Find the lines holding the string "Group" in the data, then copy all of them.

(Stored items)
·····
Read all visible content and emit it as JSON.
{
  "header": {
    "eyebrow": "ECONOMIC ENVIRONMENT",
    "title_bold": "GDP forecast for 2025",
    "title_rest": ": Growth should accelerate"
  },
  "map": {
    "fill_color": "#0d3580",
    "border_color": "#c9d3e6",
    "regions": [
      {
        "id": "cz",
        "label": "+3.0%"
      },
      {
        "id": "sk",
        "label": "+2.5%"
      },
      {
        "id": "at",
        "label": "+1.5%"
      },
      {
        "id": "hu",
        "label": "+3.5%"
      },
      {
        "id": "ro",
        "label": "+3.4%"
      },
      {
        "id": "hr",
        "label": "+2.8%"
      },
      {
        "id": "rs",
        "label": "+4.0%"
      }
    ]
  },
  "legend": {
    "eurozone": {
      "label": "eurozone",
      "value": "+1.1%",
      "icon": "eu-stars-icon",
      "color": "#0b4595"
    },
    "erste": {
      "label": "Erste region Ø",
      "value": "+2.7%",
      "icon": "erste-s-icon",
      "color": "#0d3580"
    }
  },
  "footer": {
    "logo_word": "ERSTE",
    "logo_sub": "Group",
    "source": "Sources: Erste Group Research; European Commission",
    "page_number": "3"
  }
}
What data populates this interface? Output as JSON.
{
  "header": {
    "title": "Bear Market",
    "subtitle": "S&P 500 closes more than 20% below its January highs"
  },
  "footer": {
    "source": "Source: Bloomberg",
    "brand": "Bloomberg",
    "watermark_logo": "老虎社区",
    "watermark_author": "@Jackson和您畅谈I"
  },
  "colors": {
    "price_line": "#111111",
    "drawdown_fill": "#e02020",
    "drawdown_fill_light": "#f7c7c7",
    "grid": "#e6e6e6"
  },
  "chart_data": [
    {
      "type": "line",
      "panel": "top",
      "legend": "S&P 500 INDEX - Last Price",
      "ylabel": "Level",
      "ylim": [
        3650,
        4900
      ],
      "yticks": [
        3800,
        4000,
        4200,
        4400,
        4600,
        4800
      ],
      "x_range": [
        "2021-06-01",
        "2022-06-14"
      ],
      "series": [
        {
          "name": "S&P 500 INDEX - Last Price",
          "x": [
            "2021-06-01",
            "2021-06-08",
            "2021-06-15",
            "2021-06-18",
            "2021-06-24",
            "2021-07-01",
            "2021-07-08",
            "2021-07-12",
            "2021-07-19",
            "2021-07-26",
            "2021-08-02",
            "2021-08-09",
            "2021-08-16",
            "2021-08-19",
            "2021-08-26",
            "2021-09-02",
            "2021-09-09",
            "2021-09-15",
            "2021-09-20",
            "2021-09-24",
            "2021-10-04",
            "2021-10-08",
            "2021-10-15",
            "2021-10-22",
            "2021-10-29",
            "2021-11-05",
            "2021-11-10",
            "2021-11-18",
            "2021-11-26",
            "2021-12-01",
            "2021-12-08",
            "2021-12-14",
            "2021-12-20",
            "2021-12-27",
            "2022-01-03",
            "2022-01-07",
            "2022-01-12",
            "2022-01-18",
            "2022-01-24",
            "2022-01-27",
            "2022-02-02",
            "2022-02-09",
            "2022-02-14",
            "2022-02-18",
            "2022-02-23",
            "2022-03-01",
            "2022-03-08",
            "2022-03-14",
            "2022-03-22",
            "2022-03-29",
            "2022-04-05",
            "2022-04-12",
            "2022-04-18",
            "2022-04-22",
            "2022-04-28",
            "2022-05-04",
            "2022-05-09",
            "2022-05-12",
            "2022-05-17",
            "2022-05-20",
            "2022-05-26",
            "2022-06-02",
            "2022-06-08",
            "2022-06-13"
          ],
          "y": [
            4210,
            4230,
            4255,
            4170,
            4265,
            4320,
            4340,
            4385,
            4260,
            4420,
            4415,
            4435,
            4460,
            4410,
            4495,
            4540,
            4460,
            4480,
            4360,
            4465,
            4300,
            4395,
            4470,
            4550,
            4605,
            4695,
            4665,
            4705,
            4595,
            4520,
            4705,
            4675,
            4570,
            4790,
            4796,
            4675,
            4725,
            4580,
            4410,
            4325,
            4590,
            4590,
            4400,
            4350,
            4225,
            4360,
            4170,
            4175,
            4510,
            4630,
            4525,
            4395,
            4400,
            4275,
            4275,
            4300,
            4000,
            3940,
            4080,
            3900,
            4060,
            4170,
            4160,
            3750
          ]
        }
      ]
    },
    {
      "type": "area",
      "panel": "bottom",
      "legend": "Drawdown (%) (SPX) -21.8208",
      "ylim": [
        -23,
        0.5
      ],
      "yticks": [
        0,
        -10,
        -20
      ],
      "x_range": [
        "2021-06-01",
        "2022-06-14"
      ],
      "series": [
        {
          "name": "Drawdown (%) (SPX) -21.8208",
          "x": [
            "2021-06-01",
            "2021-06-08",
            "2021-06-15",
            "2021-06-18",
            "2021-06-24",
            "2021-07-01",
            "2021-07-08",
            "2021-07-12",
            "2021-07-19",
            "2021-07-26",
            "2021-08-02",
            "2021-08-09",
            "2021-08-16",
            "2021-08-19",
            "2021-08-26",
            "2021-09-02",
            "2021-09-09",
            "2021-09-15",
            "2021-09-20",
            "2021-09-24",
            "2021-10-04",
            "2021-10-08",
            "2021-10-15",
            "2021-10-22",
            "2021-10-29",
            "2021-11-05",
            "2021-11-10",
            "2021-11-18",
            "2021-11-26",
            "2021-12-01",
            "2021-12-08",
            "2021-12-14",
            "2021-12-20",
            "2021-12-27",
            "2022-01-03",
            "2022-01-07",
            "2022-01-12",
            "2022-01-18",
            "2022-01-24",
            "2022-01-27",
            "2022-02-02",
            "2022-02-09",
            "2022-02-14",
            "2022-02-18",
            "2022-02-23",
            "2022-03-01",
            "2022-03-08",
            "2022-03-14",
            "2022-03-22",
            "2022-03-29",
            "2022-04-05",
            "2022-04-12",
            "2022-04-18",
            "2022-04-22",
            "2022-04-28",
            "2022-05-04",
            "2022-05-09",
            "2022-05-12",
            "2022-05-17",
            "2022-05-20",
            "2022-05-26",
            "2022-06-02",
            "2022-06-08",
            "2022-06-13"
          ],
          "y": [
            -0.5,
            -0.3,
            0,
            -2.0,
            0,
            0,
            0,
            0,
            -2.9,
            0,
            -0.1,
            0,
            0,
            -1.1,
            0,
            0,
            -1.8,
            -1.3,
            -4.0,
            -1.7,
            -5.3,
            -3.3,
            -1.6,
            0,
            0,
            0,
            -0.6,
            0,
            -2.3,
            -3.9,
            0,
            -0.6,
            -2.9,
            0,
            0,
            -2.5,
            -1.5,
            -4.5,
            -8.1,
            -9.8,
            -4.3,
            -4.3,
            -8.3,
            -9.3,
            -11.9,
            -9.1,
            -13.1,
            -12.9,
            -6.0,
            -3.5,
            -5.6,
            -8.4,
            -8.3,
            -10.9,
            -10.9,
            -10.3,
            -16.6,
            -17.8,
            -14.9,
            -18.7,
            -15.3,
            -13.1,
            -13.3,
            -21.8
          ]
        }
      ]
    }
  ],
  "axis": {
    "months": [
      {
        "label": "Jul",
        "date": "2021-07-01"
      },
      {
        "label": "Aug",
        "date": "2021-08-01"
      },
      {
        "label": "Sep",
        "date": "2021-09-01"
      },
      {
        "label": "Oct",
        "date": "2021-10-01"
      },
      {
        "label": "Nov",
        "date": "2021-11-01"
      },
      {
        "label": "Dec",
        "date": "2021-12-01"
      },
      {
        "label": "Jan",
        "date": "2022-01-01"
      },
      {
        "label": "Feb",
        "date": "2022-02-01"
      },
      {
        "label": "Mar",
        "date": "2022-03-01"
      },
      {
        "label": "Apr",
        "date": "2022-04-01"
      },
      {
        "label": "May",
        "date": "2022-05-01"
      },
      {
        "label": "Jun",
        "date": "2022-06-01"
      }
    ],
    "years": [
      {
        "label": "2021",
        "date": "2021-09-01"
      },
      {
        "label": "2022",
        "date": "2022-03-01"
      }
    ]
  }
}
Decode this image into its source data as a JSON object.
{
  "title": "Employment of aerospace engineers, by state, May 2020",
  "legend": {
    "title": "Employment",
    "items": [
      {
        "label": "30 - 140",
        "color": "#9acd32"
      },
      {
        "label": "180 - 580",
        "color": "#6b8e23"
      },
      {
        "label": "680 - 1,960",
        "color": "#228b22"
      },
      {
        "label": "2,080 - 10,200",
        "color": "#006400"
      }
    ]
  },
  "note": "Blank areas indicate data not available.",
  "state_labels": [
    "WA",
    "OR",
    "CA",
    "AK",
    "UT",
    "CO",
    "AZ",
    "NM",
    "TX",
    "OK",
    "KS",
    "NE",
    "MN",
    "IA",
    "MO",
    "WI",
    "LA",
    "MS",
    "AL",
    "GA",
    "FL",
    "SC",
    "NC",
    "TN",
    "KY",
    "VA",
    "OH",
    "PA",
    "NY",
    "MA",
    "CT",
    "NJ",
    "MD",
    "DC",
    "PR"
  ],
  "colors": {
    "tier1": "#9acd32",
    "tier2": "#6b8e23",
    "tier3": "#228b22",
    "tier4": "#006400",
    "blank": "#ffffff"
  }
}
·····
■ Solution to this exercise:
    "logo_sub": "Group",
    "source": "Sources: Erste Group Research; European Commission",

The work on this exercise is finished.